Jessica Simpson: Major (Russian) Movie Star

jessica simpson is in charge.jpg After years and years of struggling and clawing her way to the top, Jessica Simpson has finally done it! She's the star of the number one movie in the country! And of course, the country we're talking about is Russia. Relays Celebitchy:
What ever happened to Jessica Simpson’s comedy, “Major Movie Star”?

The “Private Benjamin” – like film has never opened here in the United States. But on October 9th, “Major Movie Star” debuted to top box office in… Russia.

Next up for a movie described by one of its participants as “maybe one of the worst films ever made”: a November premiere in Bulgaria.

So far there’s no U.S. release date set. Nor is there one for any other country in which English is the primary language.
We imagine that in Russia movie theaters are pretty appealing; they're warm and cozy and filled with delicious things like popcorn and nachos and Milk Duds, whereas our vast knowledge of Russian literature has taught us that the typical Russian home is filled with cold borscht, watching a blazing snowstorm outside your window, and a 250-pound mustachioed wife yelling at you to put more coal in the furnace. So we can see how Jessica Simpson would win out in the that situation.

But it seems that Jess is letting this newfound success go to her head, as she recently stood up boyfriend Tony Romo on date night. Reports People:
Jessica Simpson stood up two dates on Tuesday night – boyfriend Tony Romo and ... Elmo?

The singer – who designs clothing, shoes and handbags for Macy's – was supposed to fly from Nashville to New York Tuesday to celebrate the department store's 150th anniversary.

But driving rain caused serious flight delays, forcing Simpson to miss her scheduled Macy's gig singing "Happy Birthday" with Elmo.
★ ★ ★ ★
● **STATED GOAL A**
Translate this sentence from the post about Jessica Simpson's movie into Spanish: "So far there’s no U.S. release date set."
● **STATED GOAL B**
Write out everything in the post about Jessica Simpson's movie from "We imagine that" down to "the that situation.".

Records of labeled boxes:
★ ★ ★ ★
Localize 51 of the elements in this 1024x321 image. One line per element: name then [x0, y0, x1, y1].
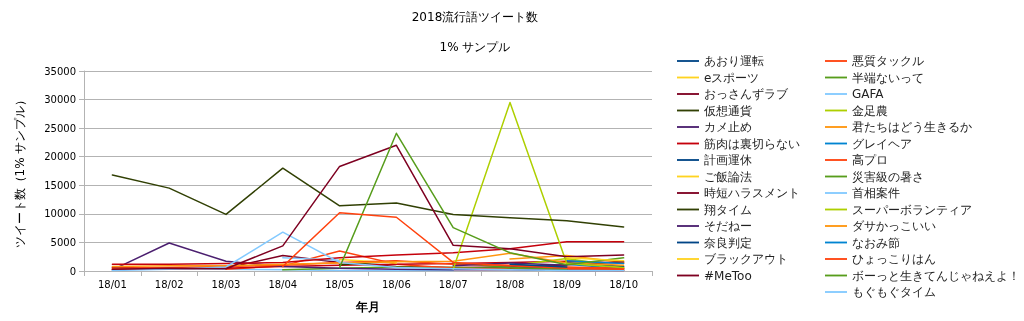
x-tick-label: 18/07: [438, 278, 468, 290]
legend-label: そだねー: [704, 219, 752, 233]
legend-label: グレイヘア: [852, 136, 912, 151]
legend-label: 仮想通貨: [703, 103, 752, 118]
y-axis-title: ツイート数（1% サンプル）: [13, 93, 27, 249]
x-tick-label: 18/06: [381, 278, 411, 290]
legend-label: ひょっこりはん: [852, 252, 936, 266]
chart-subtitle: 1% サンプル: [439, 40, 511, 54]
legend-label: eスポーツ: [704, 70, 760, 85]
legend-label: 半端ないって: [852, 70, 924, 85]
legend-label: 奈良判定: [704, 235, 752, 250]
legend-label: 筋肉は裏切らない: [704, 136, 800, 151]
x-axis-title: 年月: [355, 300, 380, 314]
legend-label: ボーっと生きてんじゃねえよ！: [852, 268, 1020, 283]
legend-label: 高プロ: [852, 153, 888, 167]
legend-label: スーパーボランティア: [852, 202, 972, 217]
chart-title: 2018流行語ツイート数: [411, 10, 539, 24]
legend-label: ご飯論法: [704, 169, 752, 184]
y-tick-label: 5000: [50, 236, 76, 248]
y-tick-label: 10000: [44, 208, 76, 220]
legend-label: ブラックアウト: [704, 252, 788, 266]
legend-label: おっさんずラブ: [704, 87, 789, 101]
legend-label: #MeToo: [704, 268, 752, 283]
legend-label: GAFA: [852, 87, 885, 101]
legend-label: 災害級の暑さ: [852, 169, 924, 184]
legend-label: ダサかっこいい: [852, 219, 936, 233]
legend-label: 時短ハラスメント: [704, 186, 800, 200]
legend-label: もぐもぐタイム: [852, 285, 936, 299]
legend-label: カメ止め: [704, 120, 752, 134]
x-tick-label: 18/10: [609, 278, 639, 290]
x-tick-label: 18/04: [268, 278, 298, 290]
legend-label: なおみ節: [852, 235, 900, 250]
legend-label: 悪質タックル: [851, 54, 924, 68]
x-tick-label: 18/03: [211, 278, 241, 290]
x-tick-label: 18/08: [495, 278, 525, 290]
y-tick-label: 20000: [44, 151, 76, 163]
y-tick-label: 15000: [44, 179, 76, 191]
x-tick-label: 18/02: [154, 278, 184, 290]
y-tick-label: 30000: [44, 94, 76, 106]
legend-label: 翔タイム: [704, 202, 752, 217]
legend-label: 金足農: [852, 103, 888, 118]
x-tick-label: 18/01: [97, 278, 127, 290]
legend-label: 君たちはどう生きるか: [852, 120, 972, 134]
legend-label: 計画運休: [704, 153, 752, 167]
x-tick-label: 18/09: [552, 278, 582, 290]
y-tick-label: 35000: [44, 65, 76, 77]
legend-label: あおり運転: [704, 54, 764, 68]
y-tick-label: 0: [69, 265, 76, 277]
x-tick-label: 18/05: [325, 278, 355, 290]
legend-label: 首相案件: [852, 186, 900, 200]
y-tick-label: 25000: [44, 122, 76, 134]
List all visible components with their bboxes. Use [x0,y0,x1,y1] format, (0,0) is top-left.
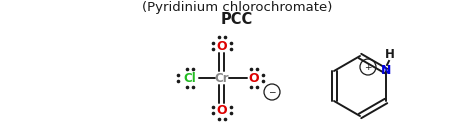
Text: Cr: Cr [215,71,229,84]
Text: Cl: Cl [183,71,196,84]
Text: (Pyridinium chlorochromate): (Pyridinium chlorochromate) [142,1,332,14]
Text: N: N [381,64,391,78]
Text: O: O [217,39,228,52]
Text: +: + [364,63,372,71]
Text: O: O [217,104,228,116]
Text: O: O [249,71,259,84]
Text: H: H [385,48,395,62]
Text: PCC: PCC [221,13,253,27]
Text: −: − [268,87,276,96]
★ ★ ★ ★
● **ANSWER A**
Hasta ahora no se ha fijado una fecha de estreno en EE. UU.

● **ANSWER B**
We imagine that in Russia movie theaters are pretty appealing; they're warm and cozy and filled with delicious things like popcorn and nachos and Milk Duds, whereas our vast knowledge of Russian literature has taught us that the typical Russian home is filled with cold borscht, watching a blazing snowstorm outside your window, and a 250-pound mustachioed wife yelling at you to put more coal in the furnace. So we can see how Jessica Simpson would win out in the that situation.